Task directions >>
Each entry that follows is to be retyped exactly. Pictures do not belong in the copy.

Listed records >>

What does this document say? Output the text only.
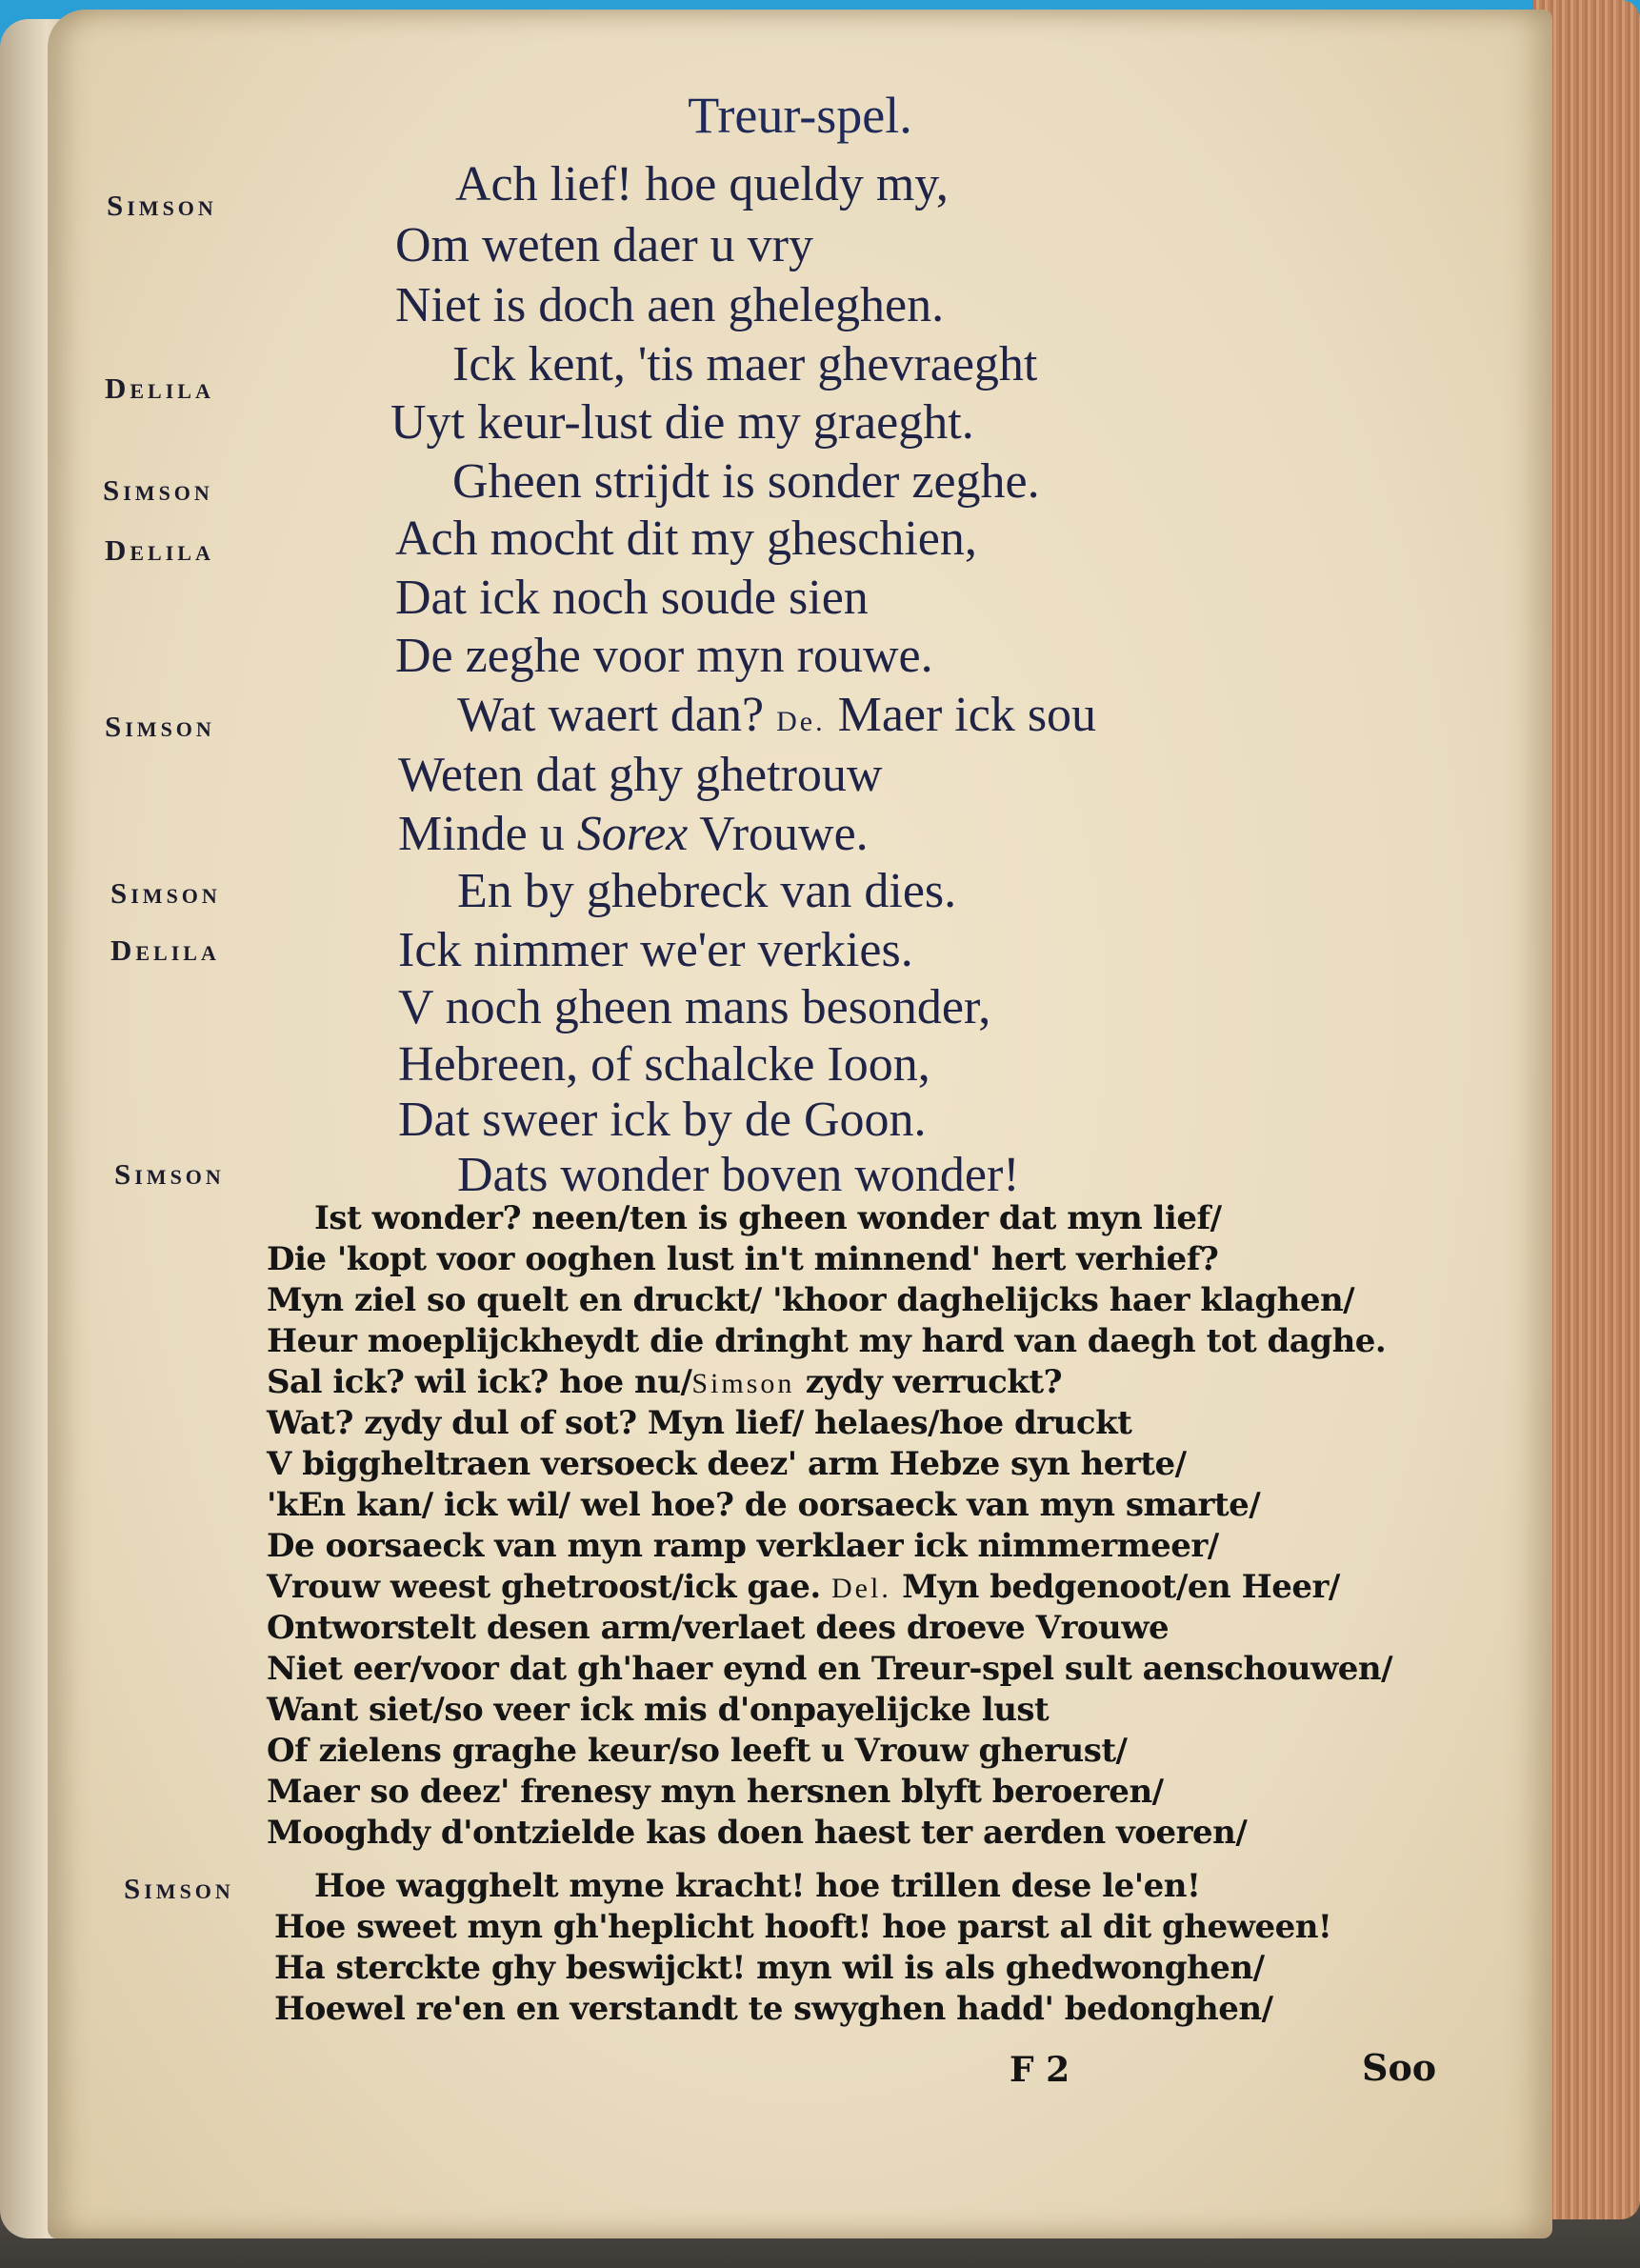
Treur-spel.
Simson
Delila
Simson
Delila
Simson
Simson
Delila
Simson
Simson
Ach lief! hoe queldy my,
Om weten daer u vry
Niet is doch aen gheleghen.
Ick kent, 'tis maer ghevraeght
Uyt keur-lust die my graeght.
Gheen strijdt is sonder zeghe.
Ach mocht dit my gheschien,
Dat ick noch soude sien
De zeghe voor myn rouwe.
Wat waert dan? De. Maer ick sou
Weten dat ghy ghetrouw
Minde u Sorex Vrouwe.
En by ghebreck van dies.
Ick nimmer we'er verkies.
V noch gheen mans besonder,
Hebreen, of schalcke Ioon,
Dat sweer ick by de Goon.
Dats wonder boven wonder!
Ist wonder? neen/ten is gheen wonder dat myn lief/
Die 'kopt voor ooghen lust in't minnend' hert verhief?
Myn ziel so quelt en druckt/ 'khoor daghelijcks haer klaghen/
Heur moeplijckheydt die dringht my hard van daegh tot daghe.
Sal ick? wil ick? hoe nu/Simson zydy verruckt?
Wat? zydy dul of sot? Myn lief/ helaes/hoe druckt
V biggheltraen versoeck deez' arm Hebze syn herte/
'kEn kan/ ick wil/ wel hoe? de oorsaeck van myn smarte/
De oorsaeck van myn ramp verklaer ick nimmermeer/
Vrouw weest ghetroost/ick gae. Del. Myn bedgenoot/en Heer/
Ontworstelt desen arm/verlaet dees droeve Vrouwe
Niet eer/voor dat gh'haer eynd en Treur-spel sult aenschouwen/
Want siet/so veer ick mis d'onpayelijcke lust
Of zielens graghe keur/so leeft u Vrouw gherust/
Maer so deez' frenesy myn hersnen blyft beroeren/
Mooghdy d'ontzielde kas doen haest ter aerden voeren/
Hoe wagghelt myne kracht! hoe trillen dese le'en!
Hoe sweet myn gh'heplicht hooft! hoe parst al dit gheween!
Ha sterckte ghy beswijckt! myn wil is als ghedwonghen/
Hoewel re'en en verstandt te swyghen hadd' bedonghen/
F 2	Soo
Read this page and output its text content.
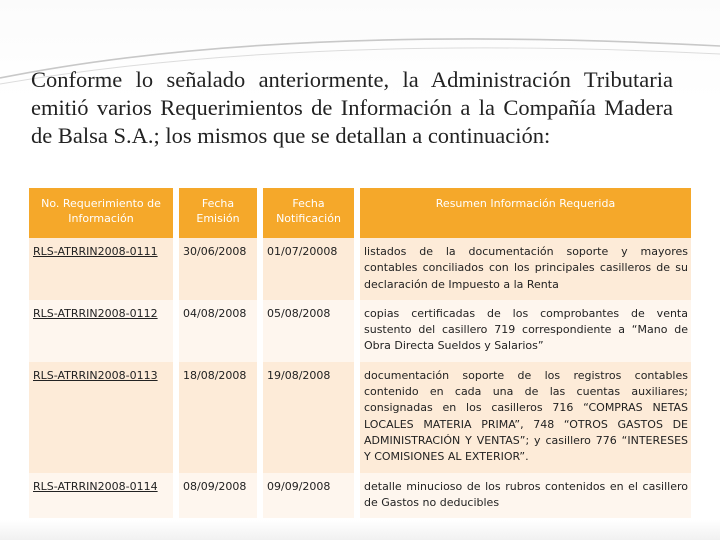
Conforme lo señalado anteriormente, la Administración Tributaria emitió varios Requerimientos de Información a la Compañía Madera de Balsa S.A.; los mismos que se detallan a continuación:
No. Requerimiento de Información	Fecha Emisión	Fecha Notificación	Resumen Información Requerida
RLS-ATRRIN2008-0111	30/06/2008	01/07/20008	listados de la documentación soporte y mayores contables conciliados con los principales casilleros de su declaración de Impuesto a la Renta
RLS-ATRRIN2008-0112	04/08/2008	05/08/2008	copias certificadas de los comprobantes de venta sustento del casillero 719 correspondiente a “Mano de Obra Directa Sueldos y Salarios”
RLS-ATRRIN2008-0113	18/08/2008	19/08/2008	documentación soporte de los registros contables contenido en cada una de las cuentas auxiliares; consignadas en los casilleros 716 “COMPRAS NETAS LOCALES MATERIA PRIMA”, 748 “OTROS GASTOS DE ADMINISTRACIÓN Y VENTAS”; y casillero 776 “INTERESES Y COMISIONES AL EXTERIOR”.
RLS-ATRRIN2008-0114	08/09/2008	09/09/2008	detalle minucioso de los rubros contenidos en el casillero de Gastos no deducibles
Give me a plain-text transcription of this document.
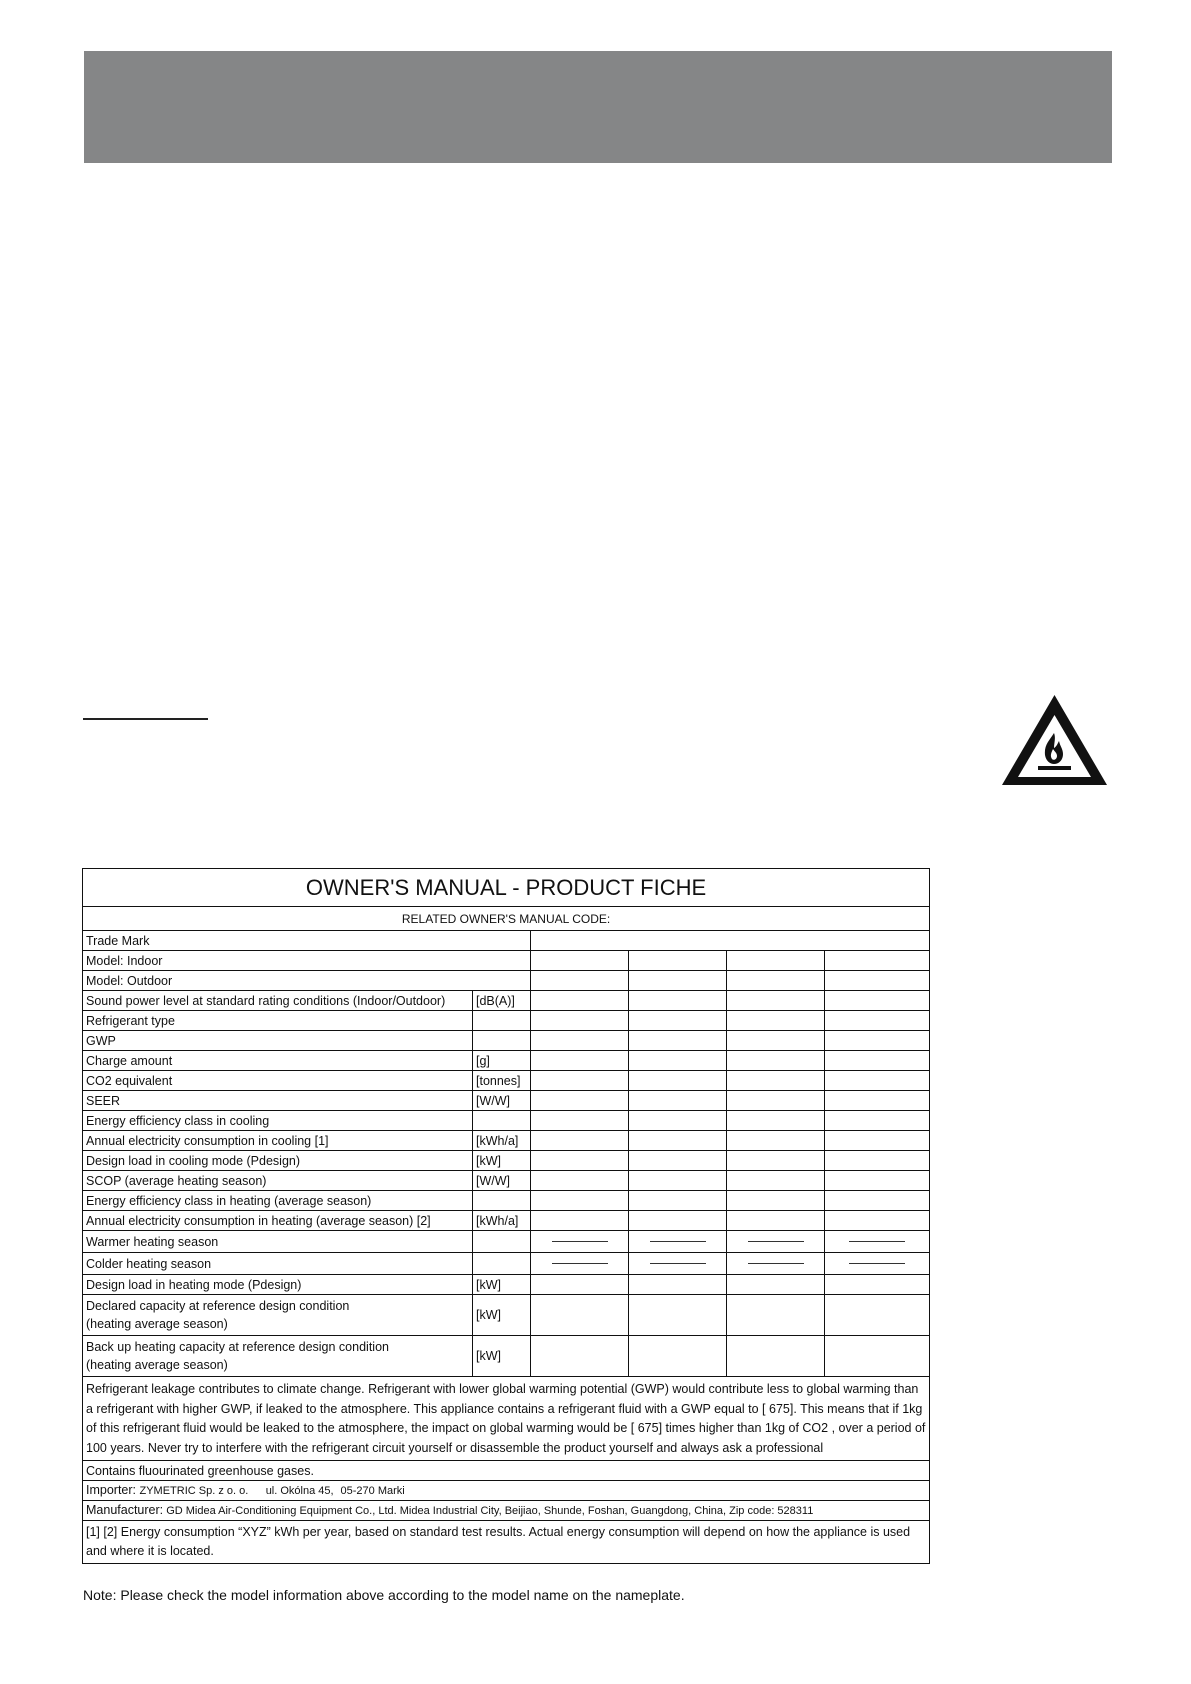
OWNER'S MANUAL - PRODUCT FICHE					
RELATED OWNER'S MANUAL CODE:					
Trade Mark					
Model: Indoor					
Model: Outdoor					
Sound power level at standard rating conditions (Indoor/Outdoor)	[dB(A)]				
Refrigerant type					
GWP					
Charge amount	[g]				
CO2 equivalent	[tonnes]				
SEER	[W/W]				
Energy efficiency class in cooling					
Annual electricity consumption in cooling [1]	[kWh/a]				
Design load in cooling mode (Pdesign)	[kW]				
SCOP (average heating season)	[W/W]				
Energy efficiency class in heating (average season)					
Annual electricity consumption in heating (average season) [2]	[kWh/a]				
Warmer heating season		

Colder heating season		

Design load in heating mode (Pdesign)	[kW]				
Declared capacity at reference design condition
(heating average season)	[kW]				
Back up heating capacity at reference design condition
(heating average season)	[kW]				
Refrigerant leakage contributes to climate change. Refrigerant with lower global warming potential (GWP) would contribute less to global warming than a refrigerant with higher GWP, if leaked to the atmosphere. This appliance contains a refrigerant fluid with a GWP equal to [ 675]. This means that if 1kg of this refrigerant fluid would be leaked to the atmosphere, the impact on global warming would be [ 675] times higher than 1kg of CO2 , over a period of 100 years. Never try to interfere with the refrigerant circuit yourself or disassemble the product yourself and always ask a professional					
Contains fluourinated greenhouse gases.					
Importer: ZYMETRIC Sp. z o. o. ul. Okólna 45, 05-270 Marki					
Manufacturer: GD Midea Air-Conditioning Equipment Co., Ltd. Midea Industrial City, Beijiao, Shunde, Foshan, Guangdong, China, Zip code: 528311					
[1] [2] Energy consumption “XYZ” kWh per year, based on standard test results. Actual energy consumption will depend on how the appliance is used and where it is located.					
Note: Please check the model information above according to the model name on the nameplate.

Reply >>
What does this document say? Output the text only.
Treur-spel.
Simson
Delila
Simson
Delila
Simson
Simson
Delila
Simson
Simson
Ach lief! hoe queldy my,
Om weten daer u vry
Niet is doch aen gheleghen.
Ick kent, 'tis maer ghevraeght
Uyt keur-lust die my graeght.
Gheen strijdt is sonder zeghe.
Ach mocht dit my gheschien,
Dat ick noch soude sien
De zeghe voor myn rouwe.
Wat waert dan? De. Maer ick sou
Weten dat ghy ghetrouw
Minde u Sorex Vrouwe.
En by ghebreck van dies.
Ick nimmer we'er verkies.
V noch gheen mans besonder,
Hebreen, of schalcke Ioon,
Dat sweer ick by de Goon.
Dats wonder boven wonder!
Ist wonder? neen/ten is gheen wonder dat myn lief/
Die 'kopt voor ooghen lust in't minnend' hert verhief?
Myn ziel so quelt en druckt/ 'khoor daghelijcks haer klaghen/
Heur moeplijckheydt die dringht my hard van daegh tot daghe.
Sal ick? wil ick? hoe nu/Simson zydy verruckt?
Wat? zydy dul of sot? Myn lief/ helaes/hoe druckt
V biggheltraen versoeck deez' arm Hebze syn herte/
'kEn kan/ ick wil/ wel hoe? de oorsaeck van myn smarte/
De oorsaeck van myn ramp verklaer ick nimmermeer/
Vrouw weest ghetroost/ick gae. Del. Myn bedgenoot/en Heer/
Ontworstelt desen arm/verlaet dees droeve Vrouwe
Niet eer/voor dat gh'haer eynd en Treur-spel sult aenschouwen/
Want siet/so veer ick mis d'onpayelijcke lust
Of zielens graghe keur/so leeft u Vrouw gherust/
Maer so deez' frenesy myn hersnen blyft beroeren/
Mooghdy d'ontzielde kas doen haest ter aerden voeren/
Hoe wagghelt myne kracht! hoe trillen dese le'en!
Hoe sweet myn gh'heplicht hooft! hoe parst al dit gheween!
Ha sterckte ghy beswijckt! myn wil is als ghedwonghen/
Hoewel re'en en verstandt te swyghen hadd' bedonghen/
F 2	Soo
Read this page and output its text content.
Conforme lo señalado anteriormente, la Administración Tributaria emitió varios Requerimientos de Información a la Compañía Madera de Balsa S.A.; los mismos que se detallan a continuación:
No. Requerimiento de Información	Fecha Emisión	Fecha Notificación	Resumen Información Requerida
RLS-ATRRIN2008-0111	30/06/2008	01/07/20008	listados de la documentación soporte y mayores contables conciliados con los principales casilleros de su declaración de Impuesto a la Renta
RLS-ATRRIN2008-0112	04/08/2008	05/08/2008	copias certificadas de los comprobantes de venta sustento del casillero 719 correspondiente a “Mano de Obra Directa Sueldos y Salarios”
RLS-ATRRIN2008-0113	18/08/2008	19/08/2008	documentación soporte de los registros contables contenido en cada una de las cuentas auxiliares; consignadas en los casilleros 716 “COMPRAS NETAS LOCALES MATERIA PRIMA”, 748 “OTROS GASTOS DE ADMINISTRACIÓN Y VENTAS”; y casillero 776 “INTERESES Y COMISIONES AL EXTERIOR”.
RLS-ATRRIN2008-0114	08/09/2008	09/09/2008	detalle minucioso de los rubros contenidos en el casillero de Gastos no deducibles
Give me a plain-text transcription of this document.
OWNER'S MANUAL - PRODUCT FICHE					
RELATED OWNER'S MANUAL CODE:					
Trade Mark					
Model: Indoor					
Model: Outdoor					
Sound power level at standard rating conditions (Indoor/Outdoor)	[dB(A)]				
Refrigerant type					
GWP					
Charge amount	[g]				
CO2 equivalent	[tonnes]				
SEER	[W/W]				
Energy efficiency class in cooling					
Annual electricity consumption in cooling [1]	[kWh/a]				
Design load in cooling mode (Pdesign)	[kW]				
SCOP (average heating season)	[W/W]				
Energy efficiency class in heating (average season)					
Annual electricity consumption in heating (average season) [2]	[kWh/a]				
Warmer heating season		

Colder heating season		

Design load in heating mode (Pdesign)	[kW]				
Declared capacity at reference design condition
(heating average season)	[kW]				
Back up heating capacity at reference design condition
(heating average season)	[kW]				
Refrigerant leakage contributes to climate change. Refrigerant with lower global warming potential (GWP) would contribute less to global warming than a refrigerant with higher GWP, if leaked to the atmosphere. This appliance contains a refrigerant fluid with a GWP equal to [ 675]. This means that if 1kg of this refrigerant fluid would be leaked to the atmosphere, the impact on global warming would be [ 675] times higher than 1kg of CO2 , over a period of 100 years. Never try to interfere with the refrigerant circuit yourself or disassemble the product yourself and always ask a professional					
Contains fluourinated greenhouse gases.					
Importer: ZYMETRIC Sp. z o. o. ul. Okólna 45, 05-270 Marki					
Manufacturer: GD Midea Air-Conditioning Equipment Co., Ltd. Midea Industrial City, Beijiao, Shunde, Foshan, Guangdong, China, Zip code: 528311					
[1] [2] Energy consumption “XYZ” kWh per year, based on standard test results. Actual energy consumption will depend on how the appliance is used and where it is located.					
Note: Please check the model information above according to the model name on the nameplate.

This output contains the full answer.